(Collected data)
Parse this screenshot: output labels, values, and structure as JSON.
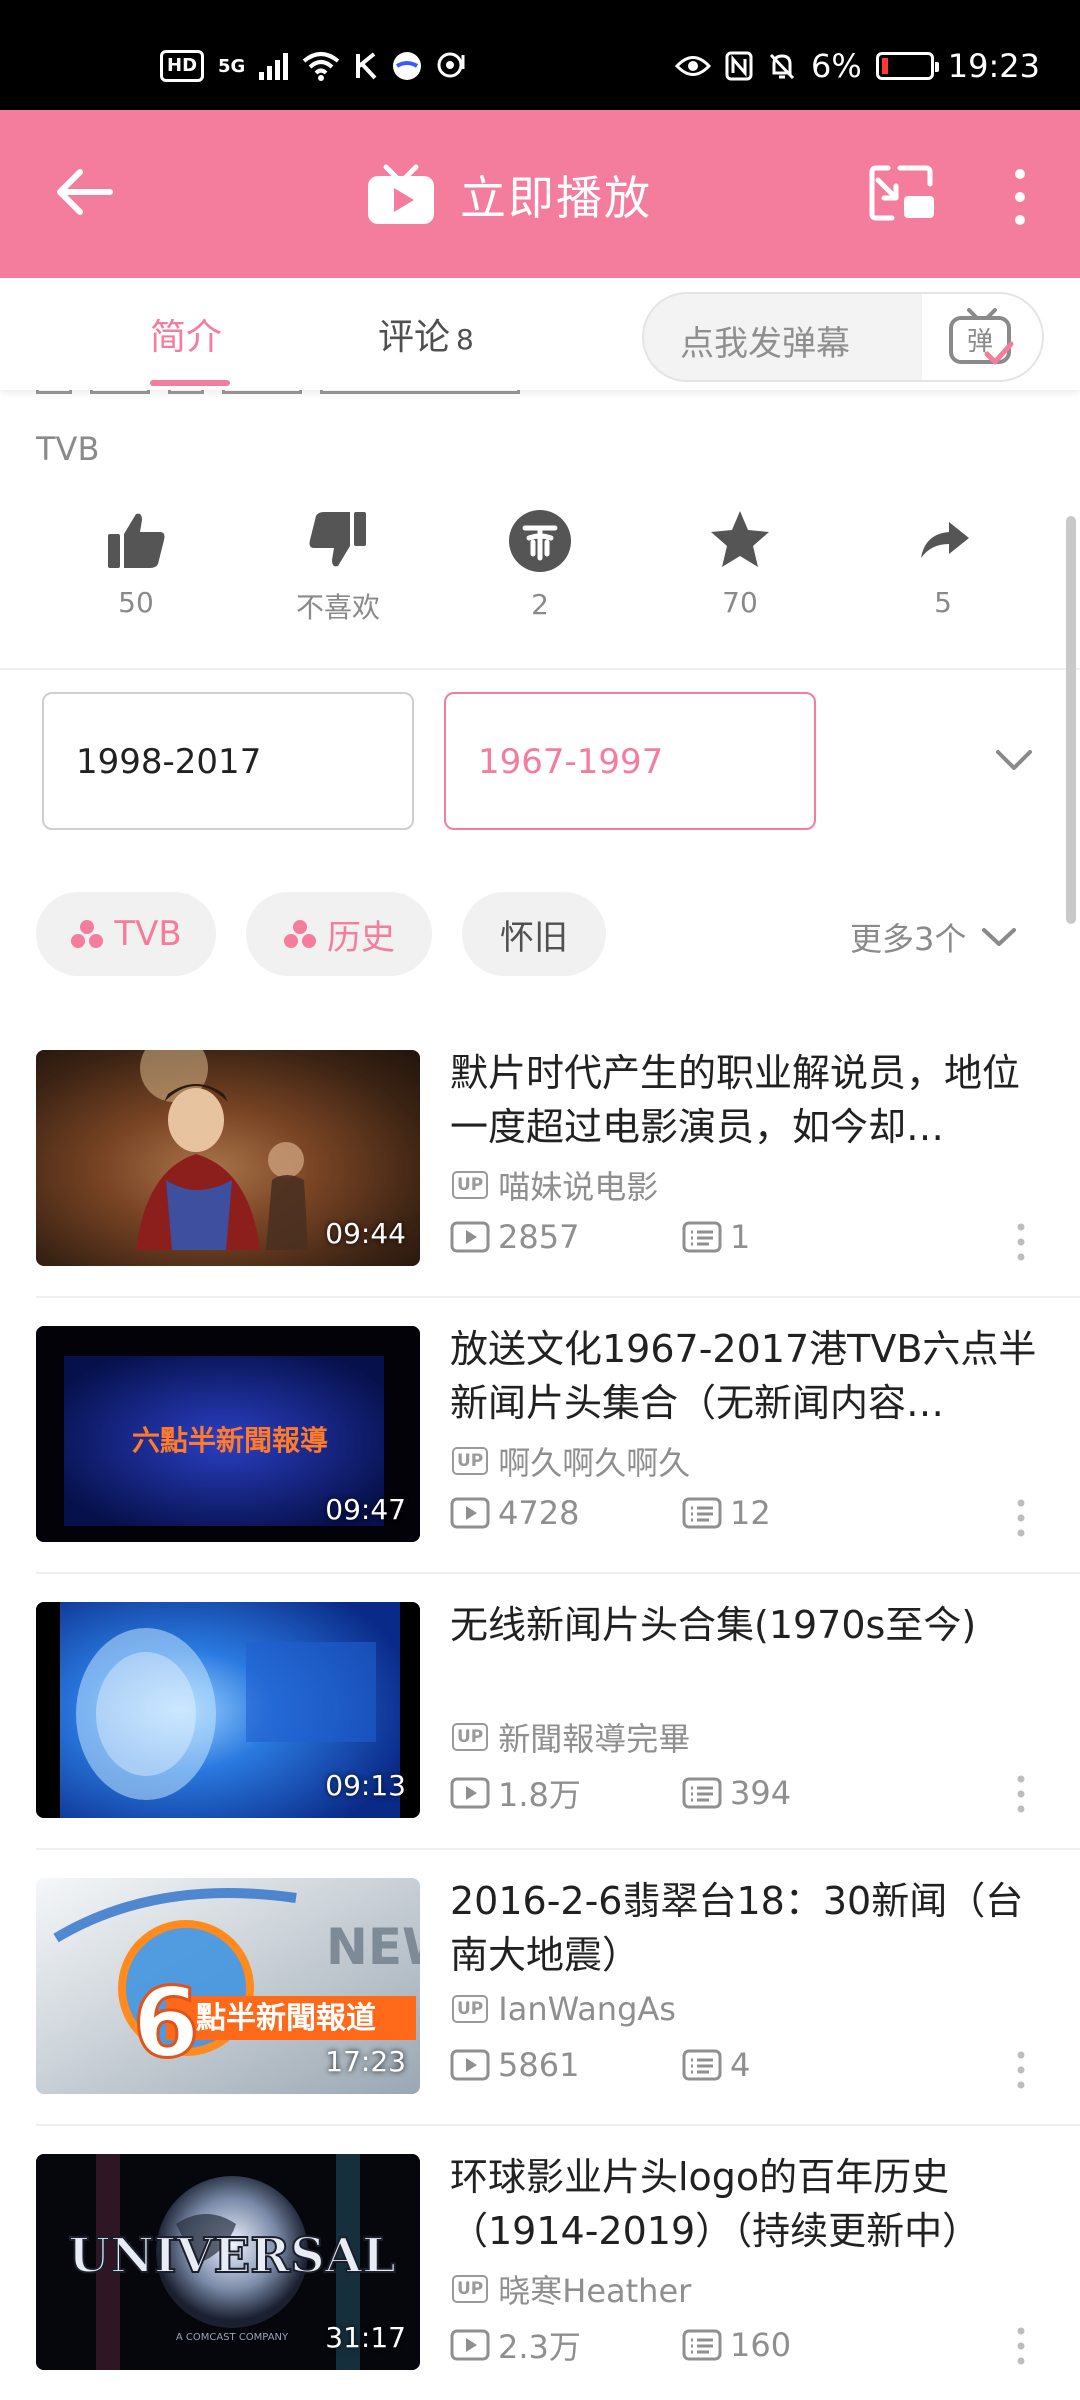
{
  "status_bar": {
    "hd": "HD",
    "network": "5G",
    "battery_percent": "6%",
    "time": "19:23",
    "icons": [
      "hd-icon",
      "signal-icon",
      "wifi-icon",
      "k-icon",
      "app-icon",
      "hotspot-icon",
      "eye-icon",
      "nfc-icon",
      "mute-icon",
      "battery-icon"
    ]
  },
  "header": {
    "title": "立即播放",
    "icons": [
      "back-arrow-icon",
      "tv-play-icon",
      "cast-icon",
      "more-vertical-icon"
    ]
  },
  "tabs": {
    "intro": "简介",
    "comments": "评论",
    "comments_count": "8",
    "danmaku_placeholder": "点我发弹幕",
    "danmaku_button_icon": "danmaku-icon"
  },
  "uploader_tag": "TVB",
  "actions": [
    {
      "name": "like",
      "icon": "thumbs-up-icon",
      "label": "50"
    },
    {
      "name": "dislike",
      "icon": "thumbs-down-icon",
      "label": "不喜欢"
    },
    {
      "name": "coin",
      "icon": "coin-icon",
      "label": "2"
    },
    {
      "name": "favorite",
      "icon": "star-icon",
      "label": "70"
    },
    {
      "name": "share",
      "icon": "share-icon",
      "label": "5"
    }
  ],
  "seasons": [
    {
      "label": "1998-2017",
      "selected": false
    },
    {
      "label": "1967-1997",
      "selected": true
    }
  ],
  "tags": [
    {
      "label": "TVB",
      "channel": true
    },
    {
      "label": "历史",
      "channel": true
    },
    {
      "label": "怀旧",
      "channel": false
    }
  ],
  "more_tags": "更多3个",
  "videos": [
    {
      "title": "默片时代产生的职业解说员，地位一度超过电影演员，如今却…",
      "up": "喵妹说电影",
      "plays": "2857",
      "danmaku": "1",
      "duration": "09:44"
    },
    {
      "title": "放送文化1967-2017港TVB六点半新闻片头集合（无新闻内容…",
      "up": "啊久啊久啊久",
      "plays": "4728",
      "danmaku": "12",
      "duration": "09:47",
      "thumb_text": "六點半新聞報導"
    },
    {
      "title": "无线新闻片头合集(1970s至今)",
      "up": "新聞報導完畢",
      "plays": "1.8万",
      "danmaku": "394",
      "duration": "09:13"
    },
    {
      "title": "2016-2-6翡翠台18：30新闻（台南大地震）",
      "up": "IanWangAs",
      "plays": "5861",
      "danmaku": "4",
      "duration": "17:23",
      "thumb_text": "點半新聞報道",
      "thumb_number": "6",
      "thumb_word": "NEW"
    },
    {
      "title": "环球影业片头logo的百年历史（1914-2019）（持续更新中）",
      "up": "晓寒Heather",
      "plays": "2.3万",
      "danmaku": "160",
      "duration": "31:17",
      "thumb_text": "UNIVERSAL",
      "thumb_sub": "A COMCAST COMPANY"
    }
  ],
  "up_badge": "UP",
  "colors": {
    "accent": "#f47c9c",
    "status_bar": "#000000",
    "text_secondary": "#8f8f8f"
  }
}
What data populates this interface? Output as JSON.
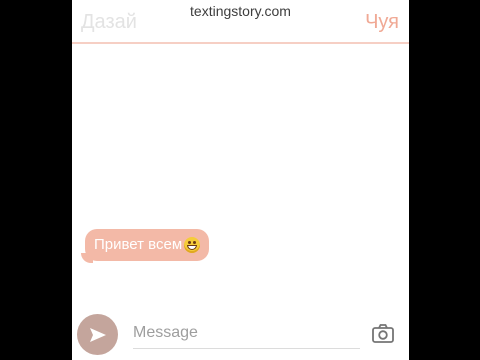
{
  "watermark": "textingstory.com",
  "header": {
    "left_contact": "Дазай",
    "right_contact": "Чуя"
  },
  "messages": [
    {
      "text": "Привет всем",
      "emoji": "grimacing-face",
      "side": "left"
    }
  ],
  "composer": {
    "placeholder": "Message",
    "send_icon": "send-icon",
    "camera_icon": "camera-icon"
  },
  "colors": {
    "accent": "#f0a995",
    "bubble": "#f3b9a7",
    "send_button": "#c4a59c"
  }
}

Exercise directions
Take only the line containing "What data populates" and every line after it to the end of the entries, and copy them exactly, pictures excluded.

Problem solution
What data populates this interface? Output as JSON.
{
  "watermark": "textingstory.com",
  "header": {
    "left_contact": "Дазай",
    "right_contact": "Чуя"
  },
  "messages": [
    {
      "text": "Привет всем",
      "emoji": "grimacing-face",
      "side": "left"
    }
  ],
  "composer": {
    "placeholder": "Message",
    "send_icon": "send-icon",
    "camera_icon": "camera-icon"
  },
  "colors": {
    "accent": "#f0a995",
    "bubble": "#f3b9a7",
    "send_button": "#c4a59c"
  }
}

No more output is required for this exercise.